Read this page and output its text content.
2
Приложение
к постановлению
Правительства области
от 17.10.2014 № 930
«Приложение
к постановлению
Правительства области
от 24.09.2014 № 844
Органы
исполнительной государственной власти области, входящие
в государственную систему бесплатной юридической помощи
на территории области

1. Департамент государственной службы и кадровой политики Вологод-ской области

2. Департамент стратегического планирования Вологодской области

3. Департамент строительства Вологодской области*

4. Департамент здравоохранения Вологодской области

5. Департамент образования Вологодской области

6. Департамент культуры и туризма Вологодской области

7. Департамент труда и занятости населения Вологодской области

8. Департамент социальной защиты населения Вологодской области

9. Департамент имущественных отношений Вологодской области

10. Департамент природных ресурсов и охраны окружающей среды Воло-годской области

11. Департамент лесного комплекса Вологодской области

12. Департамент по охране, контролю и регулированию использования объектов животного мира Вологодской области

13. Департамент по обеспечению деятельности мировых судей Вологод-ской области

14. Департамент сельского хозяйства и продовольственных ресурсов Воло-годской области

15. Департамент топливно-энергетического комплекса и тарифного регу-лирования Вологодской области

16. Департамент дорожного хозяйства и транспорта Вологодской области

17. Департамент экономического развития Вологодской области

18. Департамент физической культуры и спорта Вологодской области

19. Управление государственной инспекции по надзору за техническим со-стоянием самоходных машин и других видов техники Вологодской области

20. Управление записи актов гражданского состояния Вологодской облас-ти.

◆ ◆ ◆ ◆

WHAT YOU HAVE TO DO
Copy all of the data. Keep every word exactly as it is.

TASK RESULT
Read this page and output its text content.
2
Приложение
к постановлению
Правительства области
от 17.10.2014 № 930
«Приложение
к постановлению
Правительства области
от 24.09.2014 № 844
Органы
исполнительной государственной власти области, входящие
в государственную систему бесплатной юридической помощи
на территории области

1. Департамент государственной службы и кадровой политики Вологод-ской области

2. Департамент стратегического планирования Вологодской области

3. Департамент строительства Вологодской области*

4. Департамент здравоохранения Вологодской области

5. Департамент образования Вологодской области

6. Департамент культуры и туризма Вологодской области

7. Департамент труда и занятости населения Вологодской области

8. Департамент социальной защиты населения Вологодской области

9. Департамент имущественных отношений Вологодской области

10. Департамент природных ресурсов и охраны окружающей среды Воло-годской области

11. Департамент лесного комплекса Вологодской области

12. Департамент по охране, контролю и регулированию использования объектов животного мира Вологодской области

13. Департамент по обеспечению деятельности мировых судей Вологод-ской области

14. Департамент сельского хозяйства и продовольственных ресурсов Воло-годской области

15. Департамент топливно-энергетического комплекса и тарифного регу-лирования Вологодской области

16. Департамент дорожного хозяйства и транспорта Вологодской области

17. Департамент экономического развития Вологодской области

18. Департамент физической культуры и спорта Вологодской области

19. Управление государственной инспекции по надзору за техническим со-стоянием самоходных машин и других видов техники Вологодской области

20. Управление записи актов гражданского состояния Вологодской облас-ти.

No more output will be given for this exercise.